Exercise objective: Pictures in the data below are not part of the copy; transcribe everything else exactly.

Input data:
[start]

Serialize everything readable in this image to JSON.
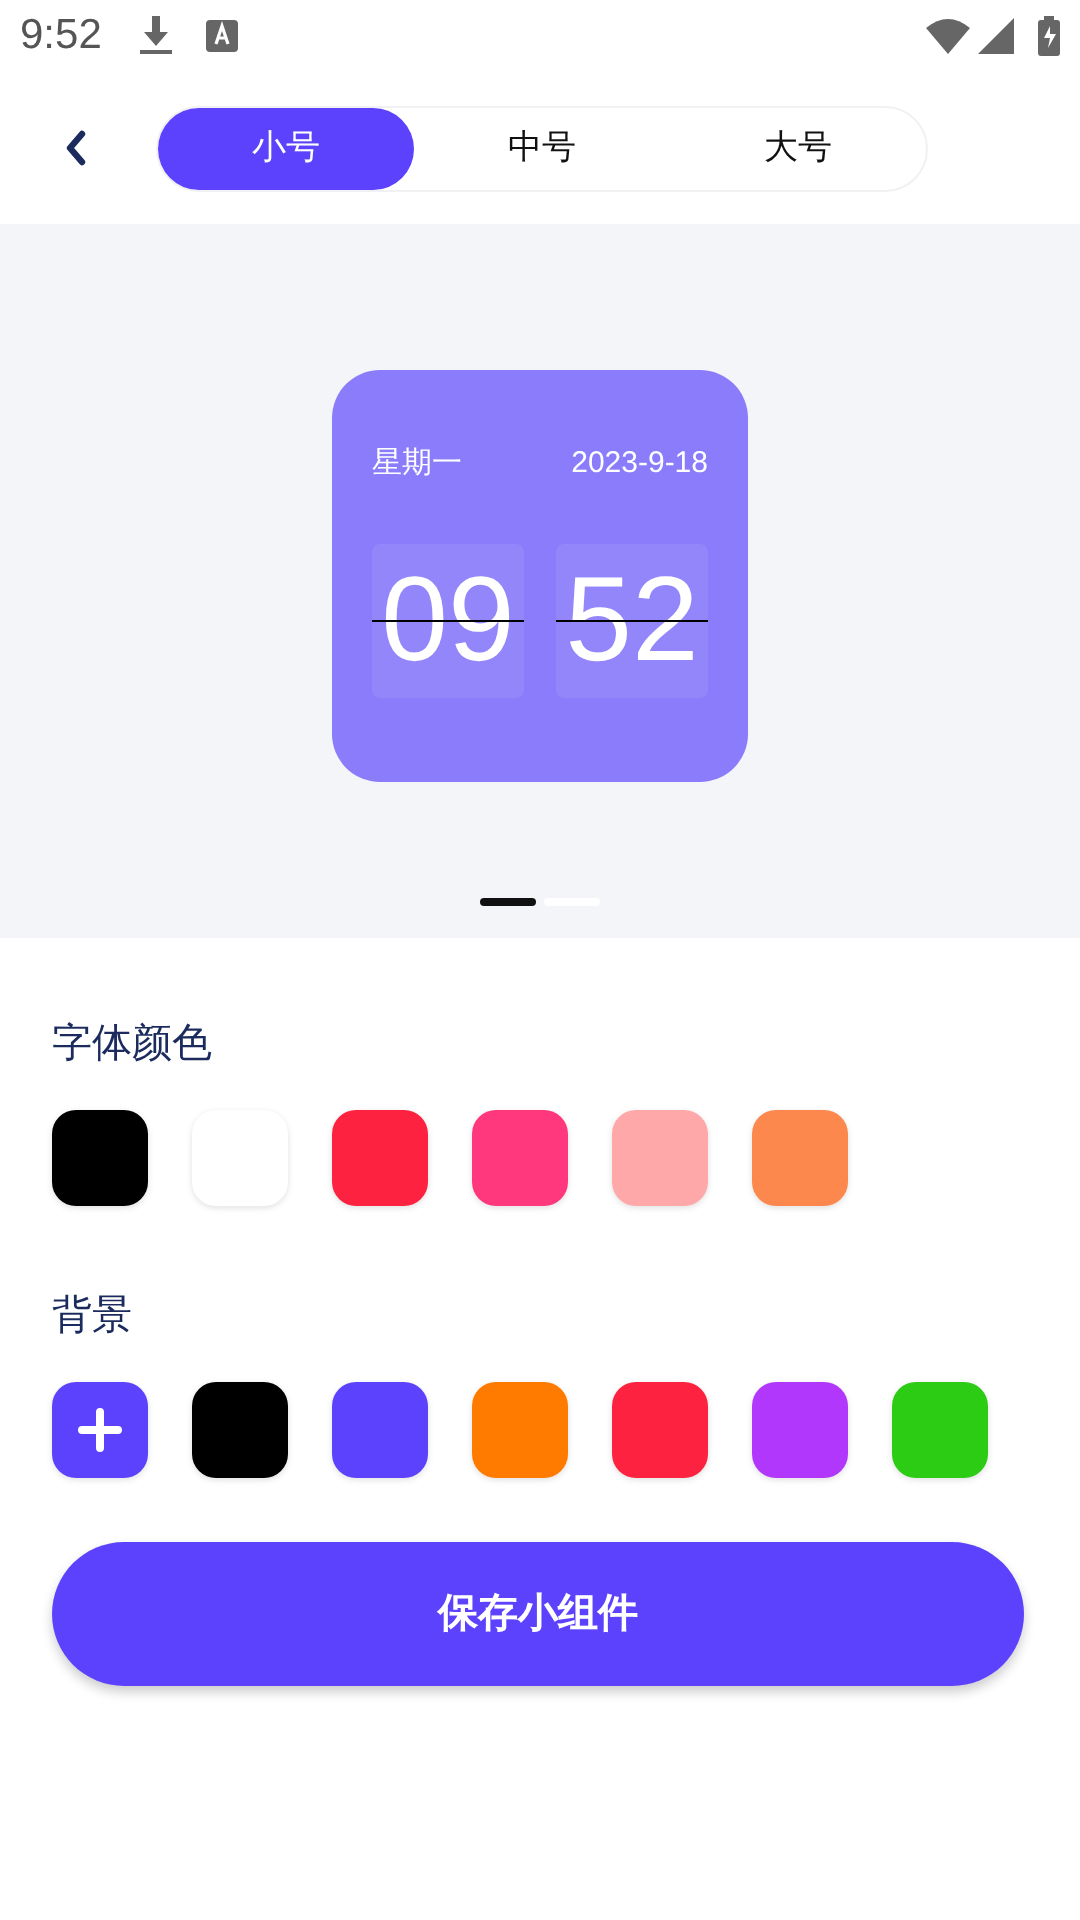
{
  "status_bar": {
    "time": "9:52"
  },
  "tabs": [
    {
      "label": "小号",
      "selected": true
    },
    {
      "label": "中号",
      "selected": false
    },
    {
      "label": "大号",
      "selected": false
    }
  ],
  "widget": {
    "weekday": "星期一",
    "date": "2023-9-18",
    "hours": "09",
    "minutes": "52",
    "color": "#8a7cfb"
  },
  "pager": [
    {
      "selected": true
    },
    {
      "selected": false
    }
  ],
  "font_color": {
    "title": "字体颜色",
    "swatches": [
      {
        "color": "#000000"
      },
      {
        "color": "#ffffff"
      },
      {
        "color": "#fe2241"
      },
      {
        "color": "#ff377c"
      },
      {
        "color": "#ffa8aa"
      },
      {
        "color": "#fc884e"
      }
    ]
  },
  "background": {
    "title": "背景",
    "swatches": [
      {
        "kind": "add",
        "color": "#5c42fd"
      },
      {
        "kind": "color",
        "color": "#000000"
      },
      {
        "kind": "color",
        "color": "#5c42fd"
      },
      {
        "kind": "color",
        "color": "#ff7b00"
      },
      {
        "kind": "color",
        "color": "#fe2241"
      },
      {
        "kind": "color",
        "color": "#b237fd"
      },
      {
        "kind": "color",
        "color": "#2ccc14"
      }
    ]
  },
  "save_button": "保存小组件"
}
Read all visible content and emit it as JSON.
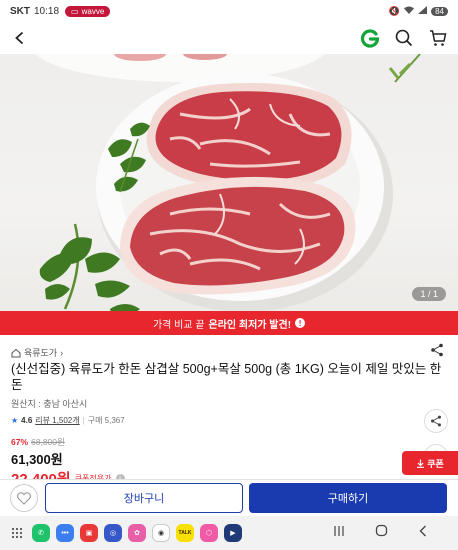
{
  "status_bar": {
    "carrier": "SKT",
    "time": "10:18",
    "app_badge": "wavve",
    "battery": "84"
  },
  "product_image": {
    "counter": "1 / 1"
  },
  "banner": {
    "prefix": "가격 비교 끝",
    "highlight": "온라인 최저가 발견!"
  },
  "product": {
    "store_name": "육류도가",
    "title": "(신선집중) 육류도가 한돈 삼겹살 500g+목살 500g (총 1KG) 오늘이 제일 맛있는 한돈",
    "origin": "원산지 : 충남 아산시",
    "rating": "4.6",
    "reviews": "리뷰 1,502개",
    "sales": "구매 5,367",
    "discount_rate": "67%",
    "original_price": "68,800원",
    "sale_price": "61,300원",
    "coupon_price": "22,400원",
    "coupon_label": "쿠폰적용가"
  },
  "coupon_button": {
    "label": "쿠폰"
  },
  "actions": {
    "cart_label": "장바구니",
    "buy_label": "구매하기"
  },
  "nav_apps": {
    "kakaotalk": "TALK"
  },
  "colors": {
    "accent_red": "#e8262e",
    "primary_blue": "#1a3bb0",
    "brand_green": "#13a538"
  }
}
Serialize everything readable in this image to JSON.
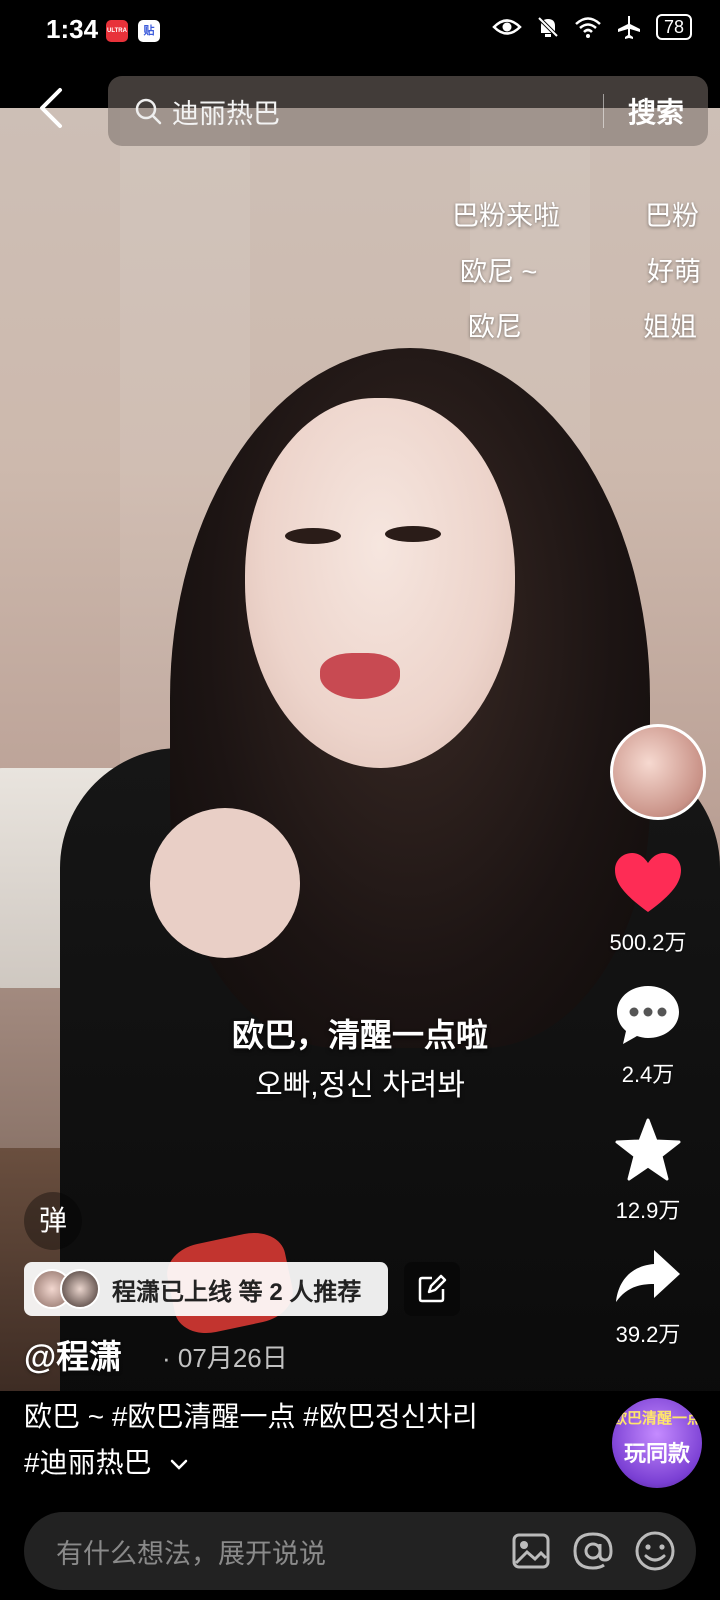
{
  "status_bar": {
    "time": "1:34",
    "app_badge_1": "ULTRA",
    "app_badge_2": "贴",
    "battery": "78"
  },
  "header": {
    "search_query": "迪丽热巴",
    "search_button": "搜索"
  },
  "danmaku": {
    "col1": [
      "巴粉来啦",
      "欧尼 ~",
      "欧尼"
    ],
    "col2": [
      "巴粉",
      "好萌",
      "姐姐"
    ]
  },
  "subtitles": {
    "chinese": "欧巴，清醒一点啦",
    "korean": "오빠,정신 차려봐"
  },
  "actions": {
    "like_count": "500.2万",
    "comment_count": "2.4万",
    "favorite_count": "12.9万",
    "share_count": "39.2万",
    "like_color": "#fe2c55"
  },
  "post": {
    "danmu_toggle": "弹",
    "recommend_text": "程潇已上线 等 2 人推荐",
    "author": "@程潇",
    "date_separator": "·",
    "date": "07月26日",
    "caption_line1": "欧巴 ~ #欧巴清醒一点 #欧巴정신차리",
    "caption_line2": "#迪丽热巴"
  },
  "play_same": {
    "tag": "欧巴清醒一点",
    "label": "玩同款"
  },
  "comment_bar": {
    "placeholder": "有什么想法，展开说说"
  }
}
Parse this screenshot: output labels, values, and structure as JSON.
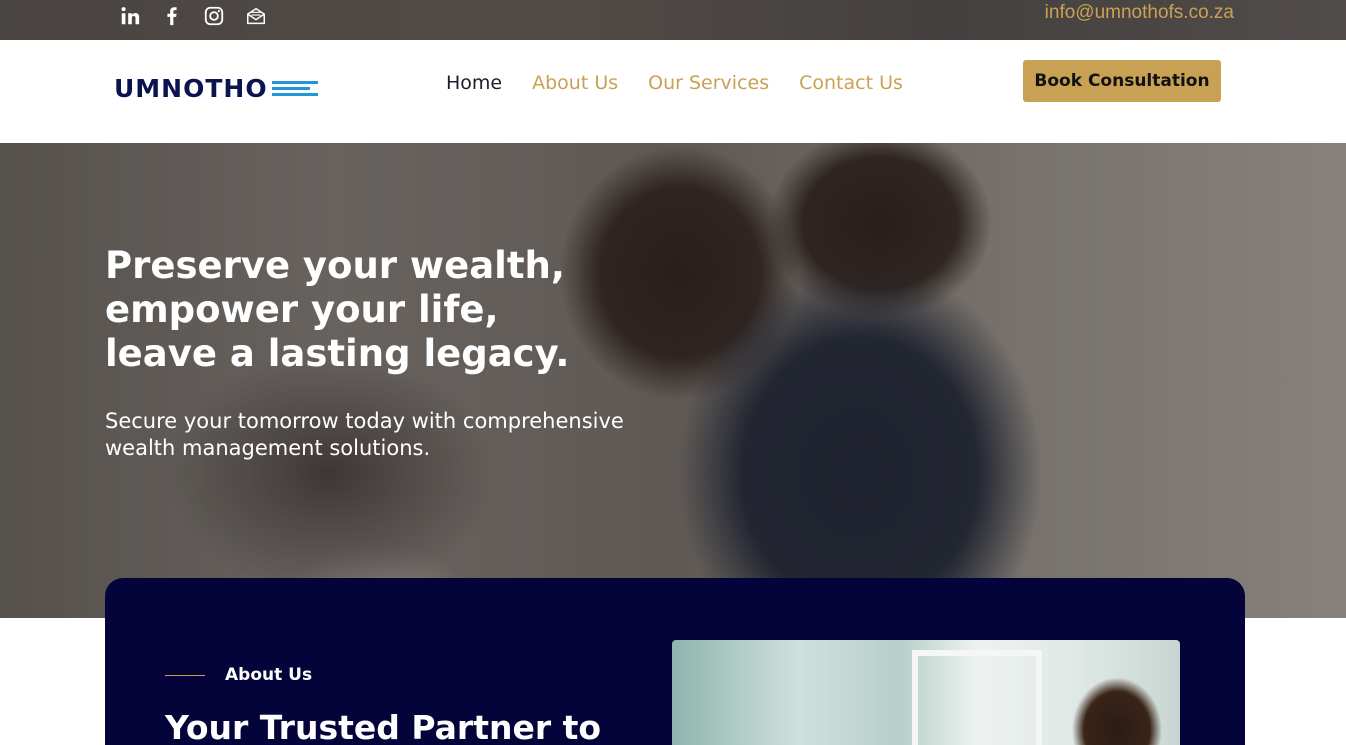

[end]

Solution:
Serialize everything readable in this image to JSON.
{
  "status_bar": {
    "time": "9:52"
  },
  "tabs": [
    {
      "label": "小号",
      "selected": true
    },
    {
      "label": "中号",
      "selected": false
    },
    {
      "label": "大号",
      "selected": false
    }
  ],
  "widget": {
    "weekday": "星期一",
    "date": "2023-9-18",
    "hours": "09",
    "minutes": "52",
    "color": "#8a7cfb"
  },
  "pager": [
    {
      "selected": true
    },
    {
      "selected": false
    }
  ],
  "font_color": {
    "title": "字体颜色",
    "swatches": [
      {
        "color": "#000000"
      },
      {
        "color": "#ffffff"
      },
      {
        "color": "#fe2241"
      },
      {
        "color": "#ff377c"
      },
      {
        "color": "#ffa8aa"
      },
      {
        "color": "#fc884e"
      }
    ]
  },
  "background": {
    "title": "背景",
    "swatches": [
      {
        "kind": "add",
        "color": "#5c42fd"
      },
      {
        "kind": "color",
        "color": "#000000"
      },
      {
        "kind": "color",
        "color": "#5c42fd"
      },
      {
        "kind": "color",
        "color": "#ff7b00"
      },
      {
        "kind": "color",
        "color": "#fe2241"
      },
      {
        "kind": "color",
        "color": "#b237fd"
      },
      {
        "kind": "color",
        "color": "#2ccc14"
      }
    ]
  },
  "save_button": "保存小组件"
}
Read all visible content and emit it as JSON.
{
  "status_bar": {
    "carrier": "SKT",
    "time": "10:18",
    "app_badge": "wavve",
    "battery": "84"
  },
  "product_image": {
    "counter": "1 / 1"
  },
  "banner": {
    "prefix": "가격 비교 끝",
    "highlight": "온라인 최저가 발견!"
  },
  "product": {
    "store_name": "육류도가",
    "title": "(신선집중) 육류도가 한돈 삼겹살 500g+목살 500g (총 1KG) 오늘이 제일 맛있는 한돈",
    "origin": "원산지 : 충남 아산시",
    "rating": "4.6",
    "reviews": "리뷰 1,502개",
    "sales": "구매 5,367",
    "discount_rate": "67%",
    "original_price": "68,800원",
    "sale_price": "61,300원",
    "coupon_price": "22,400원",
    "coupon_label": "쿠폰적용가"
  },
  "coupon_button": {
    "label": "쿠폰"
  },
  "actions": {
    "cart_label": "장바구니",
    "buy_label": "구매하기"
  },
  "nav_apps": {
    "kakaotalk": "TALK"
  },
  "colors": {
    "accent_red": "#e8262e",
    "primary_blue": "#1a3bb0",
    "brand_green": "#13a538"
  }
}
Serialize everything readable in this image to JSON.
{
  "status_bar": {
    "time": "1:34",
    "app_badge_1": "ULTRA",
    "app_badge_2": "贴",
    "battery": "78"
  },
  "header": {
    "search_query": "迪丽热巴",
    "search_button": "搜索"
  },
  "danmaku": {
    "col1": [
      "巴粉来啦",
      "欧尼 ~",
      "欧尼"
    ],
    "col2": [
      "巴粉",
      "好萌",
      "姐姐"
    ]
  },
  "subtitles": {
    "chinese": "欧巴，清醒一点啦",
    "korean": "오빠,정신 차려봐"
  },
  "actions": {
    "like_count": "500.2万",
    "comment_count": "2.4万",
    "favorite_count": "12.9万",
    "share_count": "39.2万",
    "like_color": "#fe2c55"
  },
  "post": {
    "danmu_toggle": "弹",
    "recommend_text": "程潇已上线 等 2 人推荐",
    "author": "@程潇",
    "date_separator": "·",
    "date": "07月26日",
    "caption_line1": "欧巴 ~ #欧巴清醒一点 #欧巴정신차리",
    "caption_line2": "#迪丽热巴"
  },
  "play_same": {
    "tag": "欧巴清醒一点",
    "label": "玩同款"
  },
  "comment_bar": {
    "placeholder": "有什么想法，展开说说"
  }
}
Parse this screenshot: output labels, values, and structure as JSON.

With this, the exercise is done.